The request —
Find the lines that hold the word "structured" and return them.

Entries supplied —
====================

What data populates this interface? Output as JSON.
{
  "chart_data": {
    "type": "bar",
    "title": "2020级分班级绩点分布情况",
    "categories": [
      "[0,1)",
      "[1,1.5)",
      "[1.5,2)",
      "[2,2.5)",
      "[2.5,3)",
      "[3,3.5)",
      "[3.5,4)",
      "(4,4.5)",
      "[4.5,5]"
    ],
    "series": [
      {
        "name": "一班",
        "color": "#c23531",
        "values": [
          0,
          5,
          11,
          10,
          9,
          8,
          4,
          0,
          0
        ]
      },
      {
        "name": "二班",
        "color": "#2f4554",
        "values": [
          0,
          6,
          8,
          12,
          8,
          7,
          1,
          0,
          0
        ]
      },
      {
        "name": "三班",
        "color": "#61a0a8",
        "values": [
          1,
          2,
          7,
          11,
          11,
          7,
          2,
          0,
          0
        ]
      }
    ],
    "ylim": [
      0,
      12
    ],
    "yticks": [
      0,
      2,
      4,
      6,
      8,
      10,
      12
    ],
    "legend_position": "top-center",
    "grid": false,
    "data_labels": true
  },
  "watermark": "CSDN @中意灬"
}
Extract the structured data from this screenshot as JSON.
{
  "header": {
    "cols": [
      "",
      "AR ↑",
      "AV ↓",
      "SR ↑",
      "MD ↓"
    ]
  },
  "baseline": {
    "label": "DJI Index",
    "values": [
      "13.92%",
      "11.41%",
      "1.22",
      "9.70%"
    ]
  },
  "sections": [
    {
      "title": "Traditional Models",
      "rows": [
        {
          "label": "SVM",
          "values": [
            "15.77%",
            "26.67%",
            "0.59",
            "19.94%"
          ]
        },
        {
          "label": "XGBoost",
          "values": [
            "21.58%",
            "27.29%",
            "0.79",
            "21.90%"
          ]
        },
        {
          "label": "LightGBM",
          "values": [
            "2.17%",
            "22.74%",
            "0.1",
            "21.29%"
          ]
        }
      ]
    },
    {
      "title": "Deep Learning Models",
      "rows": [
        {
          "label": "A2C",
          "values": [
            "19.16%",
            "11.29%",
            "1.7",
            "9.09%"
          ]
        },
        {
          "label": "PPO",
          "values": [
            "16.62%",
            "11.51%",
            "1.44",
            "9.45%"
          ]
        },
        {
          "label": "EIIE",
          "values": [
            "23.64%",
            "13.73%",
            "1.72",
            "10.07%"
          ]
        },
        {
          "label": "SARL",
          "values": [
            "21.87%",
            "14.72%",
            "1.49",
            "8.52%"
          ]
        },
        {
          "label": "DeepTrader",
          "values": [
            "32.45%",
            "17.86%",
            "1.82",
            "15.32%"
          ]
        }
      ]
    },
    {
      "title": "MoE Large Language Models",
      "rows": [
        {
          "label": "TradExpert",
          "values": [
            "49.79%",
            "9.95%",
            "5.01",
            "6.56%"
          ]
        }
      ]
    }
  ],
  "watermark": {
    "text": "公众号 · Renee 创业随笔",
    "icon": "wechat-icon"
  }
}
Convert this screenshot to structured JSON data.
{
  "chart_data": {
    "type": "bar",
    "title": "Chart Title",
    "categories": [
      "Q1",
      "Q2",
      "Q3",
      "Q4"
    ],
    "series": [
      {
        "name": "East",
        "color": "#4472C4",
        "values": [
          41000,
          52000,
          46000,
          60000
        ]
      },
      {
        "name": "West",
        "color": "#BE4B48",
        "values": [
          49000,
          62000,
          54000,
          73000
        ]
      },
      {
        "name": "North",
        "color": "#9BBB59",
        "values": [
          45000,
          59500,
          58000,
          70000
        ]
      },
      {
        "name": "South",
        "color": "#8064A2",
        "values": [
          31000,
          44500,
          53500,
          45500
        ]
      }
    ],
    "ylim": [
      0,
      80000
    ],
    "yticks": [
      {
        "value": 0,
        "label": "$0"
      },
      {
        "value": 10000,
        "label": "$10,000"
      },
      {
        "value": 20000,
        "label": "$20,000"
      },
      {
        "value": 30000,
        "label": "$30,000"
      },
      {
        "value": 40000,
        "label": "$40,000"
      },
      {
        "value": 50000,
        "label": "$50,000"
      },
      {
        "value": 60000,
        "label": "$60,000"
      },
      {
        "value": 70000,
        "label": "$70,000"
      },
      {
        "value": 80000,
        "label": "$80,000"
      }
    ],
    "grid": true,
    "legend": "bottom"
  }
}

====================

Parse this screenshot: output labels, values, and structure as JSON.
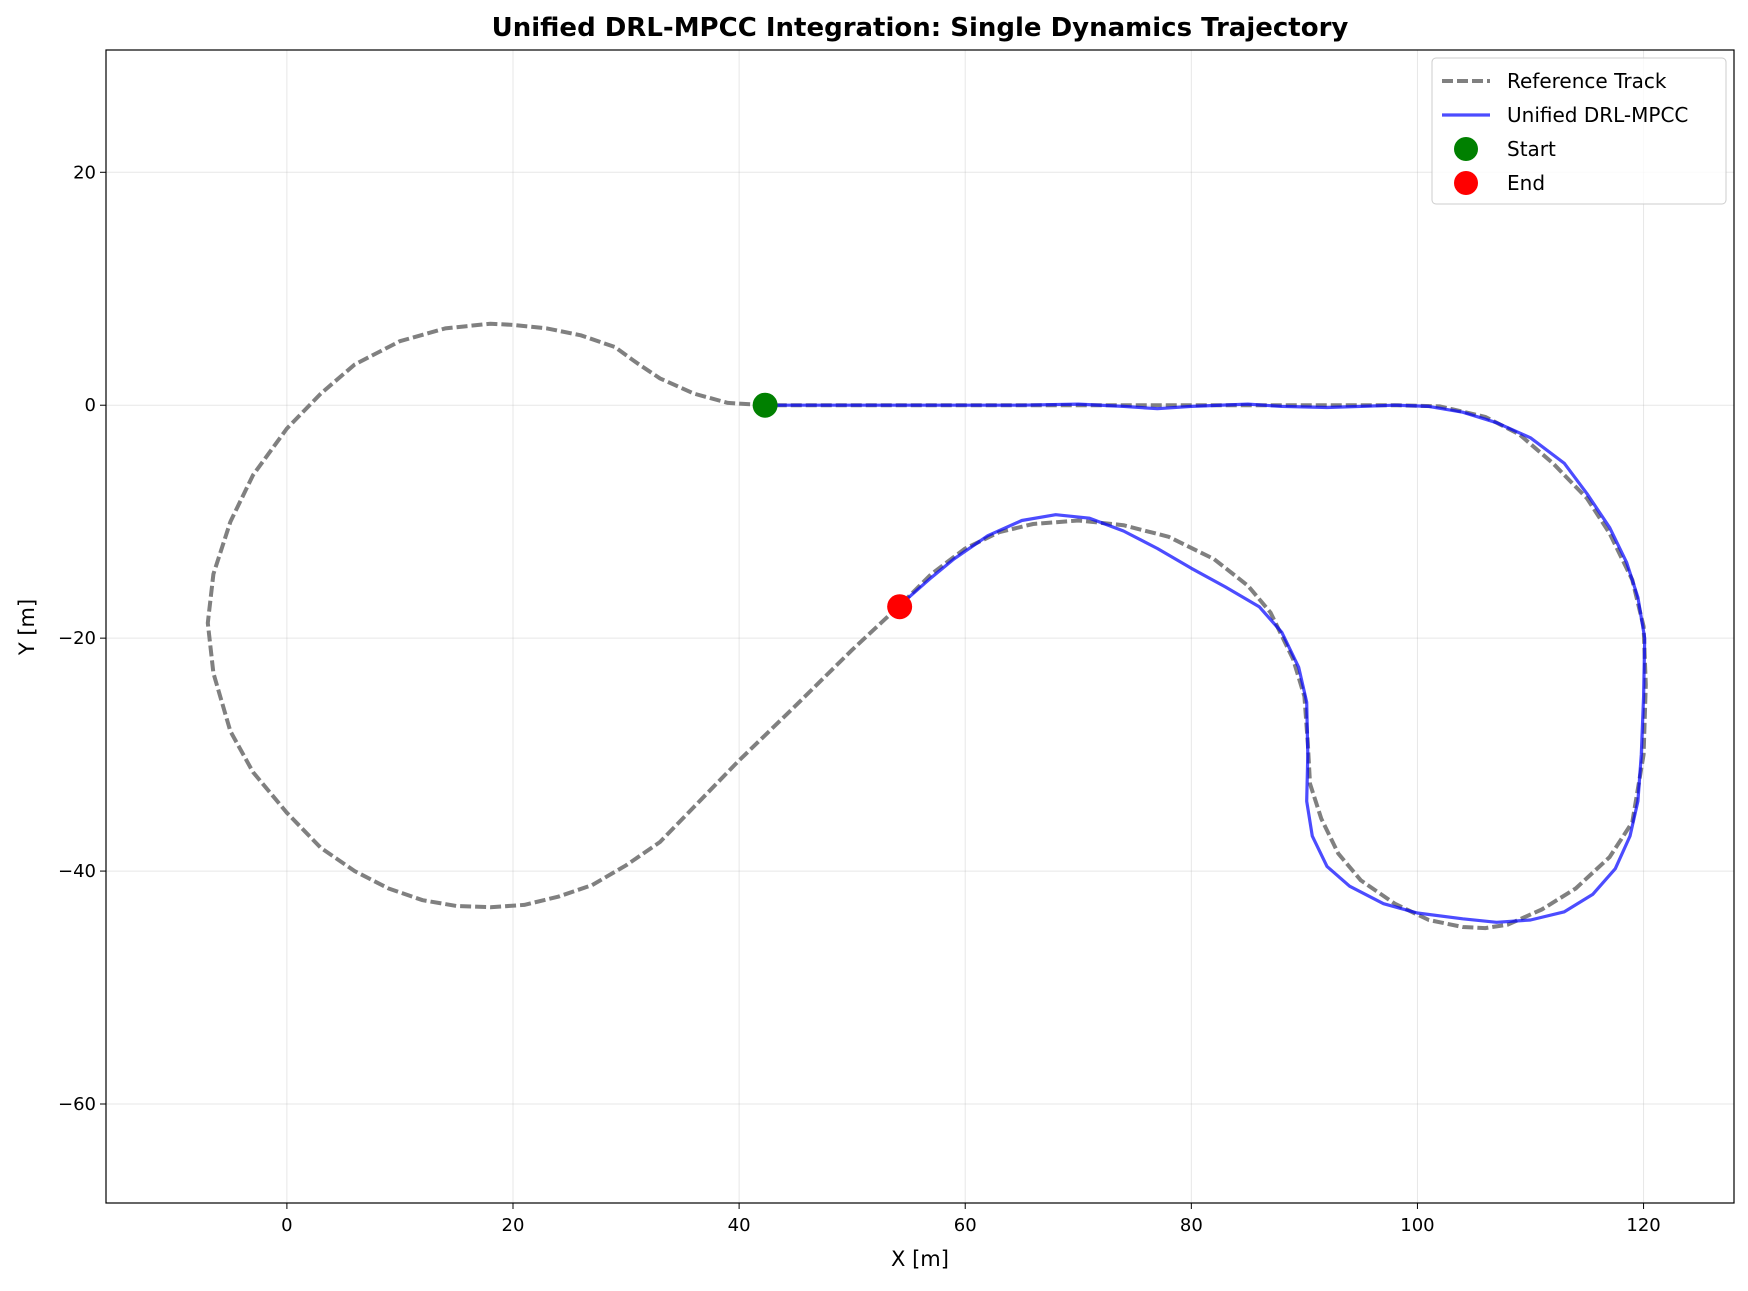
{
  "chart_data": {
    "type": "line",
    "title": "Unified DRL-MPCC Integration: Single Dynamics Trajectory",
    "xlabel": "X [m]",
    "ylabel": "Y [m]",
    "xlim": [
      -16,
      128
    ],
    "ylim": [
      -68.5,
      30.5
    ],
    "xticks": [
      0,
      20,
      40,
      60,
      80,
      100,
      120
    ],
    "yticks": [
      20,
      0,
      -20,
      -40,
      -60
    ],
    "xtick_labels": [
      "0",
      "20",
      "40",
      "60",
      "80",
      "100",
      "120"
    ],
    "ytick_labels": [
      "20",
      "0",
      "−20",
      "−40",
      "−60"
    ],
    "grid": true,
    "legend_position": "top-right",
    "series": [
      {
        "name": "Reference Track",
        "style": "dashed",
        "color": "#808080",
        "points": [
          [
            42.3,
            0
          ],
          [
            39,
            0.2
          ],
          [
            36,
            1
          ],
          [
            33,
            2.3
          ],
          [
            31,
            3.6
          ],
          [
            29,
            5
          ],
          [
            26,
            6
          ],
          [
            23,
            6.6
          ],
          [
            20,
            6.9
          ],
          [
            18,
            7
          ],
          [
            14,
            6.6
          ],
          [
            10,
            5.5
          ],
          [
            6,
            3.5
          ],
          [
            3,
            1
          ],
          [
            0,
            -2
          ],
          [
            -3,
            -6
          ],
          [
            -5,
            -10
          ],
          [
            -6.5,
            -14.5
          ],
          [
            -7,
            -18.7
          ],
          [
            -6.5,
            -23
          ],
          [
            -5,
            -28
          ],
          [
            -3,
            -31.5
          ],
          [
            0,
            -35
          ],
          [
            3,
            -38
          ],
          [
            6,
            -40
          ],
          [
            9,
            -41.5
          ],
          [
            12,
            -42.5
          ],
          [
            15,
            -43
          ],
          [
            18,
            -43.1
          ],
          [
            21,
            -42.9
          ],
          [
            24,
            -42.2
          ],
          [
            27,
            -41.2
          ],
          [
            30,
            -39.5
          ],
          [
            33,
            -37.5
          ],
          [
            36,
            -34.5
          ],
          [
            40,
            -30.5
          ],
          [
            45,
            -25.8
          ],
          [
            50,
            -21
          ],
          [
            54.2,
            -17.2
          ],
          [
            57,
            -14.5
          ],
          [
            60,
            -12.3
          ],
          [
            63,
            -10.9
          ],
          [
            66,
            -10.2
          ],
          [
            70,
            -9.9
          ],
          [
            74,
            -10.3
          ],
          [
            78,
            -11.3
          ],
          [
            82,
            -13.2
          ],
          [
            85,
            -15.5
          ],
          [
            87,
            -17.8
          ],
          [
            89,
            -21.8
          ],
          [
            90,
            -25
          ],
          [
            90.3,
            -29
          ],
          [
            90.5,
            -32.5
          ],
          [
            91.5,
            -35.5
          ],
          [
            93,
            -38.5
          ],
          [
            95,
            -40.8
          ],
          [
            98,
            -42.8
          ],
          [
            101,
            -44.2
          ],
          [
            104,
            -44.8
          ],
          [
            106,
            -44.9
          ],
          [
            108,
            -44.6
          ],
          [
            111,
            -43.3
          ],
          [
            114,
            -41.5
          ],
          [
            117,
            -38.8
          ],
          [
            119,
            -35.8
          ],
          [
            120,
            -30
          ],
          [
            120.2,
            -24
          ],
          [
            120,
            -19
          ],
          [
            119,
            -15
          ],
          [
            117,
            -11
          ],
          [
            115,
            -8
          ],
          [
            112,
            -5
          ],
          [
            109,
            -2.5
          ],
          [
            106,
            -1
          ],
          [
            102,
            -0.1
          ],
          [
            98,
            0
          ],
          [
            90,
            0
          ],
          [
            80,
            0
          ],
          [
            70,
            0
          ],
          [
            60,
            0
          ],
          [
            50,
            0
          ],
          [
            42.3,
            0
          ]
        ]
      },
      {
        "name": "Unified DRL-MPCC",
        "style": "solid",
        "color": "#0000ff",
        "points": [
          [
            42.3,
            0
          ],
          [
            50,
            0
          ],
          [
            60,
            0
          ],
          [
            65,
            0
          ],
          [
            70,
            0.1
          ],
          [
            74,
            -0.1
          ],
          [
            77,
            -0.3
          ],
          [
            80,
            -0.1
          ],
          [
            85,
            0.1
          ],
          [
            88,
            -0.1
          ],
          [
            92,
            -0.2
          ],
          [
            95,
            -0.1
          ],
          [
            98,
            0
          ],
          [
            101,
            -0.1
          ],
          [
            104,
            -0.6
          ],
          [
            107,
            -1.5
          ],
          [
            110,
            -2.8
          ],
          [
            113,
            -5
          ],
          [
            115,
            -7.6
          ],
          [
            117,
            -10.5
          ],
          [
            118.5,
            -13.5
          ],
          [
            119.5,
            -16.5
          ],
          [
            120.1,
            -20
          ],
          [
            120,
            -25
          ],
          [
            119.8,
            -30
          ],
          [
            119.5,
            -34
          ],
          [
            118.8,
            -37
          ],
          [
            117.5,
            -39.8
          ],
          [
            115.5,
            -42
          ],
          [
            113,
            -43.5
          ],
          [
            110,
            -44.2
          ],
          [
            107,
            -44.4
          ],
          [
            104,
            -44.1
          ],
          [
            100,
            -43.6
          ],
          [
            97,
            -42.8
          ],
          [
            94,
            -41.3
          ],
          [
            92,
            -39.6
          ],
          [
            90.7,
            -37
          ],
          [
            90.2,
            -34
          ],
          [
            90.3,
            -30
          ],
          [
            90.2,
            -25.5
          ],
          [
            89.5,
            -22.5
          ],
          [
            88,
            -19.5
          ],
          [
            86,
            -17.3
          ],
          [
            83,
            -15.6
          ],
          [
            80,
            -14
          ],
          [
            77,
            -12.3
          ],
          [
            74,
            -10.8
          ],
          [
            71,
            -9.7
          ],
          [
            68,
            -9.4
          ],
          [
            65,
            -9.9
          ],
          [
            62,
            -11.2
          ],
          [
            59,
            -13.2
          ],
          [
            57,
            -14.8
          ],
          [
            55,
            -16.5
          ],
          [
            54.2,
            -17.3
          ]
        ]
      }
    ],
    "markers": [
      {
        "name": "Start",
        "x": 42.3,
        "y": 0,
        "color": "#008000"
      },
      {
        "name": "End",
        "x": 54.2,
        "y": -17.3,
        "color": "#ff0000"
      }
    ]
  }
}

====================

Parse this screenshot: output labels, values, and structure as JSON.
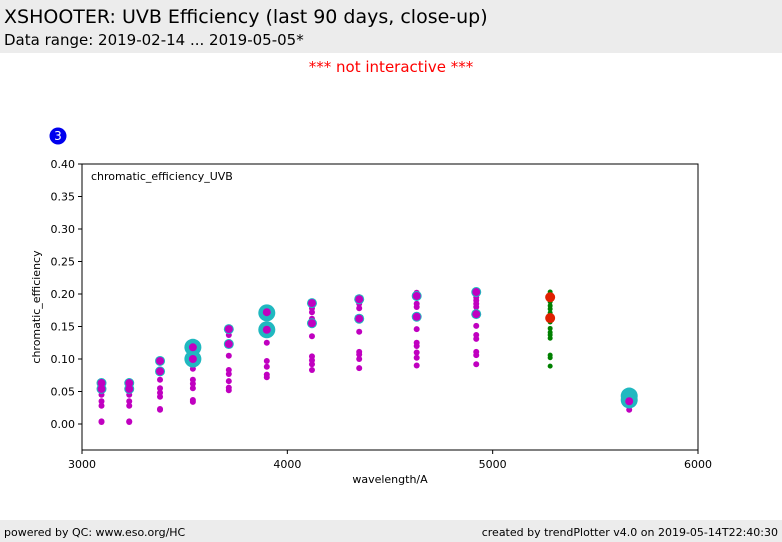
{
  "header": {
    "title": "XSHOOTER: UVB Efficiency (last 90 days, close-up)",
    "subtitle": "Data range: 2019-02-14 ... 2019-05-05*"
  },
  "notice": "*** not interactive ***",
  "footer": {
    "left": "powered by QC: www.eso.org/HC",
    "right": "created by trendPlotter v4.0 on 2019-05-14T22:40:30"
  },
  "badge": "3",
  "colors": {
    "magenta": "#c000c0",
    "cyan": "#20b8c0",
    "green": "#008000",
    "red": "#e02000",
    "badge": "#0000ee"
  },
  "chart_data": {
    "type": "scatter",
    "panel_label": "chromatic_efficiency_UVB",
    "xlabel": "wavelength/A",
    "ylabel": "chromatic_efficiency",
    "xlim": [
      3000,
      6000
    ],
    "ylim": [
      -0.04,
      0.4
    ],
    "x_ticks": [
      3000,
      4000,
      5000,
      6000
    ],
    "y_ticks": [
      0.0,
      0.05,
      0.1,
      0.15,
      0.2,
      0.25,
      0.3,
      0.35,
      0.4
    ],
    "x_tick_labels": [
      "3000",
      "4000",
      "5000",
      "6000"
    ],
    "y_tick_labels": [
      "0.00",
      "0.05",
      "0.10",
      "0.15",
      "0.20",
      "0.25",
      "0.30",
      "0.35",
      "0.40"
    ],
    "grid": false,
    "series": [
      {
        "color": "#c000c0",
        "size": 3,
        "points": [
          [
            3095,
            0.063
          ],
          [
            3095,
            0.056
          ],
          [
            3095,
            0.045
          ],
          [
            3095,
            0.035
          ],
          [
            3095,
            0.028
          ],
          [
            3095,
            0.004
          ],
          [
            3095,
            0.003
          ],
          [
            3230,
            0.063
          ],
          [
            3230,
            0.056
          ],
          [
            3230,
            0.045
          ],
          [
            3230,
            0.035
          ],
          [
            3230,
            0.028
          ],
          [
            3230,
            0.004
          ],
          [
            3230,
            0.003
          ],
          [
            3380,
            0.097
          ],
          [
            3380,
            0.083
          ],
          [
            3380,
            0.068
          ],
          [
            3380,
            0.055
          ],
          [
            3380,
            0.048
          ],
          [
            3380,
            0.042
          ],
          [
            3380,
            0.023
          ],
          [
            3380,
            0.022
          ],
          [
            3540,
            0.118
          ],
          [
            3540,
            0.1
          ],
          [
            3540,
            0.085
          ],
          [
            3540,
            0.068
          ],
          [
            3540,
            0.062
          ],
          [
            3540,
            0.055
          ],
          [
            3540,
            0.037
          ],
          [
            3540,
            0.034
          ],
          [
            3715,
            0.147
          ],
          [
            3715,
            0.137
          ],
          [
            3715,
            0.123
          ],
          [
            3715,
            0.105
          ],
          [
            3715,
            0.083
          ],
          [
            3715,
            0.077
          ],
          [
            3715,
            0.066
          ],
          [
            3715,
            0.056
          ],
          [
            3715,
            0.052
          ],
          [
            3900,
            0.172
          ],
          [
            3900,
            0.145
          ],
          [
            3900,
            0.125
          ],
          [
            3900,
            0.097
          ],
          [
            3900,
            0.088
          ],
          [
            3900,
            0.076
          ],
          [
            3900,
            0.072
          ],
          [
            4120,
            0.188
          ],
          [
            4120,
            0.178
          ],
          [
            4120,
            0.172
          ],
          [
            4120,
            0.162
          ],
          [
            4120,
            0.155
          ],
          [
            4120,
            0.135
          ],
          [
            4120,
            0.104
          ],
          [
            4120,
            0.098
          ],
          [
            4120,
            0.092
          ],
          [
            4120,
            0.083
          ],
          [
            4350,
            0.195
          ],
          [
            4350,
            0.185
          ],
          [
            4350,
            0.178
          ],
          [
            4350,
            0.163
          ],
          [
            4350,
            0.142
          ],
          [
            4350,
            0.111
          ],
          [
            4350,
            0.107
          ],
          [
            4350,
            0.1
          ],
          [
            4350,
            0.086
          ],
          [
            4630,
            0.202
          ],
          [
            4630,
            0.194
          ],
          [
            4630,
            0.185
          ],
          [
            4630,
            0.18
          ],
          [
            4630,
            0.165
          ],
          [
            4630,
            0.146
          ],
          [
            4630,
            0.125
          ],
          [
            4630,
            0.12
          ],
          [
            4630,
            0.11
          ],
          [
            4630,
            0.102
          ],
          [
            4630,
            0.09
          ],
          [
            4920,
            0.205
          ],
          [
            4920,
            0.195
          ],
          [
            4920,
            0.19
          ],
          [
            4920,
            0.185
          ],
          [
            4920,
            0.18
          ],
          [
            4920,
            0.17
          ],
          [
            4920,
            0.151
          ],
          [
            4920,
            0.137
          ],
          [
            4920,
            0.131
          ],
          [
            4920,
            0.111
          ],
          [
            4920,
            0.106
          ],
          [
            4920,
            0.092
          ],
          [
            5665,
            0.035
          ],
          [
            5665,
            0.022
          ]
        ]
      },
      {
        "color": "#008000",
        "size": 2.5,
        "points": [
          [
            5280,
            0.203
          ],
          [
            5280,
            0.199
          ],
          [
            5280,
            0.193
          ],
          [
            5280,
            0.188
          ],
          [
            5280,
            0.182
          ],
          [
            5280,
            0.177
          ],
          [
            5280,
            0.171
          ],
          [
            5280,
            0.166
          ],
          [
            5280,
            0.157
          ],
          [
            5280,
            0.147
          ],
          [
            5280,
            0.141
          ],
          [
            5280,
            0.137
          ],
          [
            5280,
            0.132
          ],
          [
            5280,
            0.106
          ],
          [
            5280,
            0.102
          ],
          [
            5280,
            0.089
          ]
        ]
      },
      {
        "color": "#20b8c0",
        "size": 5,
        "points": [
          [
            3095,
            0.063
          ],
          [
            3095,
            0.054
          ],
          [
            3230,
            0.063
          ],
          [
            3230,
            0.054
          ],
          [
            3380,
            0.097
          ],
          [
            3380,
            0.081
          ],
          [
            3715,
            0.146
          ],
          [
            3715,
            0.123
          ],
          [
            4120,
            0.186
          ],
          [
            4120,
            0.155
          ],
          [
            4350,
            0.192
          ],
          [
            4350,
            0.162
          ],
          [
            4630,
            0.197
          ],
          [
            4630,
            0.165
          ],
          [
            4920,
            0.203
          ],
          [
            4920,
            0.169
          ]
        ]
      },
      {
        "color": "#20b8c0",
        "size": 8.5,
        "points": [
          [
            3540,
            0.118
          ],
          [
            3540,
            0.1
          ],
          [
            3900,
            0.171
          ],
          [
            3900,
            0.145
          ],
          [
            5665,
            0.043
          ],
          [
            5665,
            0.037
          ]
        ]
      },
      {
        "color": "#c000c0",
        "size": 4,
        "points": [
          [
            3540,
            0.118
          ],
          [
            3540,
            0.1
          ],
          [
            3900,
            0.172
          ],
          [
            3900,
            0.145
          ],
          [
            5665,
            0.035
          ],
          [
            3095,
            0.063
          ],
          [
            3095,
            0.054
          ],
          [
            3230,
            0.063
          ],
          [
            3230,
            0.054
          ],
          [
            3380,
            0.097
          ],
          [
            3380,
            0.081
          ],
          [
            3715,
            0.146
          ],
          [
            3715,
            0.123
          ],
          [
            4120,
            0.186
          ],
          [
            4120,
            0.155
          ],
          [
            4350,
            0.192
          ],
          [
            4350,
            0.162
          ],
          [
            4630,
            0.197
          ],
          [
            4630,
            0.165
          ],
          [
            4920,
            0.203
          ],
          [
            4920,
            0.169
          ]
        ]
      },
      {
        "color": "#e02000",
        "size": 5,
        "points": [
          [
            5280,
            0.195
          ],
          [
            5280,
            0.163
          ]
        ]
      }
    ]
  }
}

====================

Response for this exercise —
Extract the structured data from this screenshot as JSON.
Convert this screenshot to structured JSON data.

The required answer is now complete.